## Begin

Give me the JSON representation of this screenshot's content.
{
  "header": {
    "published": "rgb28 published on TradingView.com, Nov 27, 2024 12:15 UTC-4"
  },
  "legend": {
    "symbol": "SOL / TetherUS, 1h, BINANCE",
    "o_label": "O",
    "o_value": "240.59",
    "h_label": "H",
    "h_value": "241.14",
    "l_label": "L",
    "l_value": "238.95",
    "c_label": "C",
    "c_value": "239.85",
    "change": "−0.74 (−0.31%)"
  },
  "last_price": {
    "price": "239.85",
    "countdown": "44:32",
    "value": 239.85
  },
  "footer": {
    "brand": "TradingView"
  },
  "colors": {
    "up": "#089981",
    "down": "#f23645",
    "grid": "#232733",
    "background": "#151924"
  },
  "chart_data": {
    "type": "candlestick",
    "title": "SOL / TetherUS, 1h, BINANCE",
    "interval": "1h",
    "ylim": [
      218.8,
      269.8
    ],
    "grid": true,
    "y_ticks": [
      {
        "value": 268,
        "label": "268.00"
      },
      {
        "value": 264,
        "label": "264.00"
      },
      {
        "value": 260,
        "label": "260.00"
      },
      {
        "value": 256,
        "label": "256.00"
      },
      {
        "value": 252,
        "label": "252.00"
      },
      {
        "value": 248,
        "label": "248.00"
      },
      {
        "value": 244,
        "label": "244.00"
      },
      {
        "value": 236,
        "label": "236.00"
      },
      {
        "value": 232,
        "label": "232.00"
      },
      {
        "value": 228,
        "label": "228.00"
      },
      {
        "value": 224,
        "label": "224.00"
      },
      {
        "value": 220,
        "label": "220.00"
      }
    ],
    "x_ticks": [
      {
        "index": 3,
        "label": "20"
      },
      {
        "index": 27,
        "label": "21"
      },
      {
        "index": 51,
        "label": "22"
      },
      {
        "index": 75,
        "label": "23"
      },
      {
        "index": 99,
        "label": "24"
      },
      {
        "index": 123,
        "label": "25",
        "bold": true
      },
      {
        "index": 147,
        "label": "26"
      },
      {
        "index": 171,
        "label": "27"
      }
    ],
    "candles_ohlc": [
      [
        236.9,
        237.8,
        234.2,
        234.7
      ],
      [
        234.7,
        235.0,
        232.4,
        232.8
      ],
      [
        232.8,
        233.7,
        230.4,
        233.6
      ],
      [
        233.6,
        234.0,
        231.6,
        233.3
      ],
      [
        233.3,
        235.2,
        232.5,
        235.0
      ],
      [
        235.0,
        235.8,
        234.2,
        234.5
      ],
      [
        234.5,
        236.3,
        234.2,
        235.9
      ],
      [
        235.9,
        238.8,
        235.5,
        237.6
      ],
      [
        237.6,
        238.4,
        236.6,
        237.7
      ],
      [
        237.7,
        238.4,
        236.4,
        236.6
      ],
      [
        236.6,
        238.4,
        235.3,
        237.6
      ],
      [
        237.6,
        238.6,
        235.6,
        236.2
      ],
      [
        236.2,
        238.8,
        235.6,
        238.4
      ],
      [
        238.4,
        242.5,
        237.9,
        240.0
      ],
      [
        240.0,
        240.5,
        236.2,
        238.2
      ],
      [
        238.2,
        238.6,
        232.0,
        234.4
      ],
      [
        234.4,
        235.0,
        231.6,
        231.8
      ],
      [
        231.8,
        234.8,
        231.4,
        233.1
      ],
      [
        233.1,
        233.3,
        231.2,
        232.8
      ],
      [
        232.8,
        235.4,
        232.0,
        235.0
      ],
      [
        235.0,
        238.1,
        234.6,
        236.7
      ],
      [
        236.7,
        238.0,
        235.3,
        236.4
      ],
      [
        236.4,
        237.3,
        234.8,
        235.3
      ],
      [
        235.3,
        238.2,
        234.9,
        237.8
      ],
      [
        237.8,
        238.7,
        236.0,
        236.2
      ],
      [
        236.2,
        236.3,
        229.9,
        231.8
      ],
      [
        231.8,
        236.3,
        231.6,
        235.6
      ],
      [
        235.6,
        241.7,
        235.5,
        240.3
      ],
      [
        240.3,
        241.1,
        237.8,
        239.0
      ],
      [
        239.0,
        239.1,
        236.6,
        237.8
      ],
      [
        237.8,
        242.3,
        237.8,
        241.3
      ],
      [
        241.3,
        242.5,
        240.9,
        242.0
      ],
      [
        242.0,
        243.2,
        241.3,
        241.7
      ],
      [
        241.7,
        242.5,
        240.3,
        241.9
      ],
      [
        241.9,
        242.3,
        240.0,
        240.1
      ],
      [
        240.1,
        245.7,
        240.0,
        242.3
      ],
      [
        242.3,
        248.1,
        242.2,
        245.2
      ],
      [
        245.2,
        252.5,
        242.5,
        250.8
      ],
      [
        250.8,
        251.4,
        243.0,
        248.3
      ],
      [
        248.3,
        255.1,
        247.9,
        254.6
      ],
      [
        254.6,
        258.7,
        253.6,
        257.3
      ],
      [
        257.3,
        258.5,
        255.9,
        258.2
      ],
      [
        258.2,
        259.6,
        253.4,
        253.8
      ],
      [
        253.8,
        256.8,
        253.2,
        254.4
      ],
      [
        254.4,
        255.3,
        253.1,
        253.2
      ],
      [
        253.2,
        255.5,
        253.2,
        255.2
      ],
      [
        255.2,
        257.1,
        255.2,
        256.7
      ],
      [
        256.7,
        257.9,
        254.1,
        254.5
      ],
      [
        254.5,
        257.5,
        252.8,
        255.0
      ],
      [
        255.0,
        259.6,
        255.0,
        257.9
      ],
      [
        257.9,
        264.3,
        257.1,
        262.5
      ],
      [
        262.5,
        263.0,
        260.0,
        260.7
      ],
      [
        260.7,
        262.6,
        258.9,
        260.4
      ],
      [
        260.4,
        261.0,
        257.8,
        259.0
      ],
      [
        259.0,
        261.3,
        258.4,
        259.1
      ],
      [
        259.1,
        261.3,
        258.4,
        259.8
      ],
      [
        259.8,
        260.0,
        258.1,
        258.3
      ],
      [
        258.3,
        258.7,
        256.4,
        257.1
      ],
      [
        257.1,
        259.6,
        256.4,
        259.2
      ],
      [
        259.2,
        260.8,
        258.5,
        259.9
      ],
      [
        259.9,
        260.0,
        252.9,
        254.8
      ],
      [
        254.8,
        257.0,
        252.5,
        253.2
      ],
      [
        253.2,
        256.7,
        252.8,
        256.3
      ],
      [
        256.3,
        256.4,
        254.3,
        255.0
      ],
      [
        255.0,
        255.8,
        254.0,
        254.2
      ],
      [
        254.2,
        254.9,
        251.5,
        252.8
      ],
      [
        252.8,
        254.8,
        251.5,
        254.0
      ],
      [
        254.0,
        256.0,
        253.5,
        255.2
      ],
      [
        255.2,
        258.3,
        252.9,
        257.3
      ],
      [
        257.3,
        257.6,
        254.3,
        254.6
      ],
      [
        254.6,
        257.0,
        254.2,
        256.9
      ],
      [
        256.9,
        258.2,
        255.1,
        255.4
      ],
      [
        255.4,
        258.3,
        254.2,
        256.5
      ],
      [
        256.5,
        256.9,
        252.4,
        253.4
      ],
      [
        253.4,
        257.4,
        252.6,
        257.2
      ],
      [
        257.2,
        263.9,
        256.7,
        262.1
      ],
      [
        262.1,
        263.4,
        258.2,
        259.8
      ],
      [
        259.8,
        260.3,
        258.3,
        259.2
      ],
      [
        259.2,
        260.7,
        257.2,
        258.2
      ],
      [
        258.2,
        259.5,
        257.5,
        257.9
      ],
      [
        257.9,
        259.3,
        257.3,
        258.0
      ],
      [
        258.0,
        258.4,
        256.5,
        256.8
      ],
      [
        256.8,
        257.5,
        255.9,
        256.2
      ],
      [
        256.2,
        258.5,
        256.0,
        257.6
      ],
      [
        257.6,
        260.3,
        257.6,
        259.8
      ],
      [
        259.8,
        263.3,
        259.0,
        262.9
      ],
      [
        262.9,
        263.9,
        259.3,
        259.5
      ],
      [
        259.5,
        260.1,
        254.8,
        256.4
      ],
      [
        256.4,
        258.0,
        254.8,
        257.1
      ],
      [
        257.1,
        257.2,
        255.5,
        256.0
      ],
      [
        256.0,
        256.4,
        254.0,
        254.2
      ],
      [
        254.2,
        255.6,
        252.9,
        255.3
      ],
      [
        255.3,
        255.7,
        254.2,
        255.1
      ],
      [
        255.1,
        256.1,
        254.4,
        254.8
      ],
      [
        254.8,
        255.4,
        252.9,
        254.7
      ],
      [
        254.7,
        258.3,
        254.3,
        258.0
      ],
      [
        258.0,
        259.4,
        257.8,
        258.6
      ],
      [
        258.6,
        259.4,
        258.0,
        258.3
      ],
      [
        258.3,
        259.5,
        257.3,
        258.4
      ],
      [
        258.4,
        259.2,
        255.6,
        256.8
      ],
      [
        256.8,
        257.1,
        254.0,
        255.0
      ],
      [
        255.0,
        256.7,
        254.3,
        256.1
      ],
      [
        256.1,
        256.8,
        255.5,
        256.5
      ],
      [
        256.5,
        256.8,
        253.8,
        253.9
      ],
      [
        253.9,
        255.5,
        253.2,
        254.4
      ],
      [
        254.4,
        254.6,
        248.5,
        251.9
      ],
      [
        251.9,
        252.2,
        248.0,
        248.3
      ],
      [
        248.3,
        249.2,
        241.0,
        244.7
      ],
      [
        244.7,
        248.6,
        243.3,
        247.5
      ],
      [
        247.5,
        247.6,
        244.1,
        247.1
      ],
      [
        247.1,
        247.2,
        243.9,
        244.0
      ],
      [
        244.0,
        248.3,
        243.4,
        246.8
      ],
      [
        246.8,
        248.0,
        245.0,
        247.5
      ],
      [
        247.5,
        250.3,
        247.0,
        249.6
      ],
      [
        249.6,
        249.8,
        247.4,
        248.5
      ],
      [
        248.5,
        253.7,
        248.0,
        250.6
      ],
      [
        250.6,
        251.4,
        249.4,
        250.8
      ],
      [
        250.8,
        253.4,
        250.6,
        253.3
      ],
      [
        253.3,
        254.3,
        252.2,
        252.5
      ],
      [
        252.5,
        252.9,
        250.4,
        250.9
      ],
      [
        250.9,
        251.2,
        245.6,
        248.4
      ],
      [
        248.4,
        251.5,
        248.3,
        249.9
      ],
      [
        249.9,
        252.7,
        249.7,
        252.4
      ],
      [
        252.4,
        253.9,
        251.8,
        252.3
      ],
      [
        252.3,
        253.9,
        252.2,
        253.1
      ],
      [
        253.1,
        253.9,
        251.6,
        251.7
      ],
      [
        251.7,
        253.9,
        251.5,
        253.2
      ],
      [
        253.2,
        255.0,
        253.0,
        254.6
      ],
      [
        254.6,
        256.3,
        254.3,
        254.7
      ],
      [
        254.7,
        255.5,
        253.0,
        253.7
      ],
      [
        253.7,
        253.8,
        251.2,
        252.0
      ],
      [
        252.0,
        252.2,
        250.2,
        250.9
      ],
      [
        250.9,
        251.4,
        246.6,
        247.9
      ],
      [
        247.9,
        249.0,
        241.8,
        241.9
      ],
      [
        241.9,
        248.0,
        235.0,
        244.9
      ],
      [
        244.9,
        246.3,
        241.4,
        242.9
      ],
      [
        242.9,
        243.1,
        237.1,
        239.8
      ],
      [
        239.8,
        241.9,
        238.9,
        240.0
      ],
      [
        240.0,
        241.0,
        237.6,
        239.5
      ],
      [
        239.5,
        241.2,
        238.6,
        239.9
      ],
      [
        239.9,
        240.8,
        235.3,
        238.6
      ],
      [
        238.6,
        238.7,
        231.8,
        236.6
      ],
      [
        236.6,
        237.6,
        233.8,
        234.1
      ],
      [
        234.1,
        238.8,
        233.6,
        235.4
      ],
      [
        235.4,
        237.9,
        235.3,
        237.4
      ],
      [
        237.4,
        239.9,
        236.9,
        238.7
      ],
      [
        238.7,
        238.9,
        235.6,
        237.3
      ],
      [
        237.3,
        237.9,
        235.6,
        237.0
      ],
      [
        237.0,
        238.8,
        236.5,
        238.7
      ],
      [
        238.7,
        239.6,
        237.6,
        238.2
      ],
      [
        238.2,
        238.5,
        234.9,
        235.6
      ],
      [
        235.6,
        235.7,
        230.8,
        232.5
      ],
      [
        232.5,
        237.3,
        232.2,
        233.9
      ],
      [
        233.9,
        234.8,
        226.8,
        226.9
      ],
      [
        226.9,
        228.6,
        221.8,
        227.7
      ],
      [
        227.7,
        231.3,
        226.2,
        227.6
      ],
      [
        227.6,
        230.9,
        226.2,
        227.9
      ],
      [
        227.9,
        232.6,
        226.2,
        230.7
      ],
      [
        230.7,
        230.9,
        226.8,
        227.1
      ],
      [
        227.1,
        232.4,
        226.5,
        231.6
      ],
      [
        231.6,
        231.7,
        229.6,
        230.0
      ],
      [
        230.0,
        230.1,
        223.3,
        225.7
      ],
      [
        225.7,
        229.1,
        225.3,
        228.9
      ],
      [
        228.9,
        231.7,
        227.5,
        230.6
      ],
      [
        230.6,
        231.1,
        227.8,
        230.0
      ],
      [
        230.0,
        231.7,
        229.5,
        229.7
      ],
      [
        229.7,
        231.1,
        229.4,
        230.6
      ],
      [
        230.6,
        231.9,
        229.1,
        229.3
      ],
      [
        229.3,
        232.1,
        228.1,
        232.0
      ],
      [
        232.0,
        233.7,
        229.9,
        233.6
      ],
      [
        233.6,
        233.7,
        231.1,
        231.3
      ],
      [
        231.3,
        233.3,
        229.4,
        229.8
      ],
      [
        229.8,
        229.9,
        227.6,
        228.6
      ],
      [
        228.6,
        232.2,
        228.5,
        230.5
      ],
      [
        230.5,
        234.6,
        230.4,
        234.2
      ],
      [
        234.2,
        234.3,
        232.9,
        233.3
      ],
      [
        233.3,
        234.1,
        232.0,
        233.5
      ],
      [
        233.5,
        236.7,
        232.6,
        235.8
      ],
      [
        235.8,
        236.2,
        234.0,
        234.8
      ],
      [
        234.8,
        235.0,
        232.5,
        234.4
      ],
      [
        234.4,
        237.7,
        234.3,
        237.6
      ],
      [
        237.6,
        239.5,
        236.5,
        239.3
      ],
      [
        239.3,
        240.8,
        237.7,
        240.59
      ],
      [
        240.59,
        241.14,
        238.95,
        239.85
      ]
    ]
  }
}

## End

◆ Goal
Go through the listing above and locate each line that holds the word "index". Copy those lines.

◆ Exercise output
        "index": 3,
        "index": 27,
        "index": 51,
        "index": 75,
        "index": 99,
        "index": 123,
        "index": 147,
        "index": 171,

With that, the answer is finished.